Text excerpt »
——

Repeal recently passed hudud Bill, Malaysian Bar urges Kelantan

Repeal recently passed hudud Bill, Malaysian Bar urges Kelantan

PETALING JAYA - The Malaysian Bar has urged the Kelantan state assembly to immediately repeal its recently passed hudud Bill, saying that it is unconstitutional and discriminatory.

Its president Steven Thiru said the passing of the Syariah Criminal Code (II) (1993) 2015 Enactment reflected the state legislature's disregard for the country's constitutional system.

"The Bar calls upon the Kelantan state assembly to respect and abide by the Federal Constitution, and repeal the enactment immediately," he said in a statement.

Steven said the enactment went against the secular structure of the Constitution, which does not provide for a theocratic Islamic state or a parallel criminal justice system where Muslims and non-Muslims are judged differently.

"Hudud is also inconsistent with several provisions in the Constitution such as Article 5 (1) which gives all citizens the right to life or personal liberty, which cannot be deprived 'save in accordance with law'.

"The word 'law' in Article 160 (2) of the Federal Constitution does not expressly mention Syariah as part of the definition of law," he said.

——

Data under study »
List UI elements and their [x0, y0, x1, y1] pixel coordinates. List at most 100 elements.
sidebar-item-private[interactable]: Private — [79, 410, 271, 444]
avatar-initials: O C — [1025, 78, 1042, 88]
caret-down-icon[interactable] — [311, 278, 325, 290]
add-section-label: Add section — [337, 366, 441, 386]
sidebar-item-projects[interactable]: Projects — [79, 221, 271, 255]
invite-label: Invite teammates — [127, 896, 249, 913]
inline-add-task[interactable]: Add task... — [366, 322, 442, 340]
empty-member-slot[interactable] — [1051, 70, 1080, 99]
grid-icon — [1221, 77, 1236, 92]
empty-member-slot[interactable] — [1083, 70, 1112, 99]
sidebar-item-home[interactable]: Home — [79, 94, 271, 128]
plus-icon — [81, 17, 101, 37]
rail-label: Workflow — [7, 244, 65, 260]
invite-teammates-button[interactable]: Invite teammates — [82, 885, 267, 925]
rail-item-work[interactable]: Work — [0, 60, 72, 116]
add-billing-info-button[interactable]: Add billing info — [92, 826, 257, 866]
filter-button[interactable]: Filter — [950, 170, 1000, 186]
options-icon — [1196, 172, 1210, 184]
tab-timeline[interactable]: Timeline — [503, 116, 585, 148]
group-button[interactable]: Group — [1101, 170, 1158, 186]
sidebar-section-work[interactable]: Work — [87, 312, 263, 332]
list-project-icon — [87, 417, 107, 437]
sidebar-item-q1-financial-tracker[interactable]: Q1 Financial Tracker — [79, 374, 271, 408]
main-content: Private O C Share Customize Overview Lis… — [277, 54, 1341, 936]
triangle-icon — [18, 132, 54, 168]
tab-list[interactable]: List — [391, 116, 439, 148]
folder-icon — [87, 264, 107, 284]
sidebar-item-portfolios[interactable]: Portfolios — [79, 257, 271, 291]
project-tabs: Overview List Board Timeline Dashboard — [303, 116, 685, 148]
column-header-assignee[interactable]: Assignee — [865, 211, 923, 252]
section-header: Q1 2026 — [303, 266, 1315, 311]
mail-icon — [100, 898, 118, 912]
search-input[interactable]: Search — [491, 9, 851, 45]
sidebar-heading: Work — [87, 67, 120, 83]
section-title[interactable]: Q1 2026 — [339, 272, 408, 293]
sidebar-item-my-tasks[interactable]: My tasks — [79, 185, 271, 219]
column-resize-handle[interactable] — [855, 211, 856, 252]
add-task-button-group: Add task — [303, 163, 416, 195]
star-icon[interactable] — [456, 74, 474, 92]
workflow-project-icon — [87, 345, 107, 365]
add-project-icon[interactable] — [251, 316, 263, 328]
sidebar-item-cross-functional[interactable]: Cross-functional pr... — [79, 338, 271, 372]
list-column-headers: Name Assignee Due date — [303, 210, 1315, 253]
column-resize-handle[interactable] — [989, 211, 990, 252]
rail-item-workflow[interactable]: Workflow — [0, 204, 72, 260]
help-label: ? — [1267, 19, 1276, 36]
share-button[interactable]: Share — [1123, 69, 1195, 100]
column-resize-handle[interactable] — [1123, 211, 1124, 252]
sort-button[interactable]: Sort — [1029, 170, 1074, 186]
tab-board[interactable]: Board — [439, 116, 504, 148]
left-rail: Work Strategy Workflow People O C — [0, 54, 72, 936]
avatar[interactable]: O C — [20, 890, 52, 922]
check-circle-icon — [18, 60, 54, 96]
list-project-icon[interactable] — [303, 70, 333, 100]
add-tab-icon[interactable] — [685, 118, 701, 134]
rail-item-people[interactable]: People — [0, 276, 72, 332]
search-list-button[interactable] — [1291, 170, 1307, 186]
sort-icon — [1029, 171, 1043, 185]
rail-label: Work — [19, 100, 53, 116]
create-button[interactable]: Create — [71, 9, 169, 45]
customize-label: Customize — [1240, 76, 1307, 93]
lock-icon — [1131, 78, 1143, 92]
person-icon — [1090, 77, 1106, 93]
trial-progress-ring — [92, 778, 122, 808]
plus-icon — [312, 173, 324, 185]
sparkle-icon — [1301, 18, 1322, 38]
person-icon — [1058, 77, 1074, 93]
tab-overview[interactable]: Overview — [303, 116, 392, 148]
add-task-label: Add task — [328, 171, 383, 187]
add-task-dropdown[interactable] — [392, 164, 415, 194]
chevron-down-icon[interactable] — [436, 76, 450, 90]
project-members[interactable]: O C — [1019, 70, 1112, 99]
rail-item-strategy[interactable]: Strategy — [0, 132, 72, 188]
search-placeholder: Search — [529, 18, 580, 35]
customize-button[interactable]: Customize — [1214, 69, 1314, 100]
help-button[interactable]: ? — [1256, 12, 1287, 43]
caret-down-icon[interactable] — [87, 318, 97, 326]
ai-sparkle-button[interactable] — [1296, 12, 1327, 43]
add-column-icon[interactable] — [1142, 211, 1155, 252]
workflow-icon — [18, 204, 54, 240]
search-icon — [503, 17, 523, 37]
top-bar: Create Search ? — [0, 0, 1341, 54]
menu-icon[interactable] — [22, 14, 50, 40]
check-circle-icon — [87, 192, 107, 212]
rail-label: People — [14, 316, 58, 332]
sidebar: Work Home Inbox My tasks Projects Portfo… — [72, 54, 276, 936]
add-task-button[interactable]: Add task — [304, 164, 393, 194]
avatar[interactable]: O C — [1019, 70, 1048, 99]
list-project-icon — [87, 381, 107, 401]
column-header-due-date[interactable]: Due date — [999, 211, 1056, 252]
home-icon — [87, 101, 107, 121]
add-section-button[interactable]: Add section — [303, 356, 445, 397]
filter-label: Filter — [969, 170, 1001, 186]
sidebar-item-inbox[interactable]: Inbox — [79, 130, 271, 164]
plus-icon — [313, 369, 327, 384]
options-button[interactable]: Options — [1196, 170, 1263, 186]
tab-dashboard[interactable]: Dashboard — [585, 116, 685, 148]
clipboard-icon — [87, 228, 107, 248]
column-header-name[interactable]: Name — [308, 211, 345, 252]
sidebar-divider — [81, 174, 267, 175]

——

What you need to do »
- 1) Translate this sentence from the hudud Bill article into French: "Its president Steven Thiru said the passing of the Syariah Criminal Code (II) (1993) 2015 Enactment reflected the state legislature's disregard for the country's constitutional system."
- 2) Write out the hudud Bill article's text between "Its president Steven" and "in a statement.", inclusive.
- 3) In the hudud Bill article, why does Steven Thiru say the enactment goes against the secular structure of the Constitution? Answer in one or two sentences.

Solutions to the exercise »
- 1) Son président, Steven Thiru, a déclaré que l'adoption du Syariah Criminal Code (II) (1993) 2015 Enactment reflétait le mépris de la législature de l'État pour le système constitutionnel du pays.

- 2)
Its president Steven Thiru said the passing of the Syariah Criminal Code (II) (1993) 2015 Enactment reflected the state legislature's disregard for the country's constitutional system.

"The Bar calls upon the Kelantan state assembly to respect and abide by the Federal Constitution, and repeal the enactment immediately," he said in a statement.

- 3) The Constitution does not provide for a theocratic Islamic state. It also does not provide for a parallel criminal justice system in which Muslims and non-Muslims are judged differently.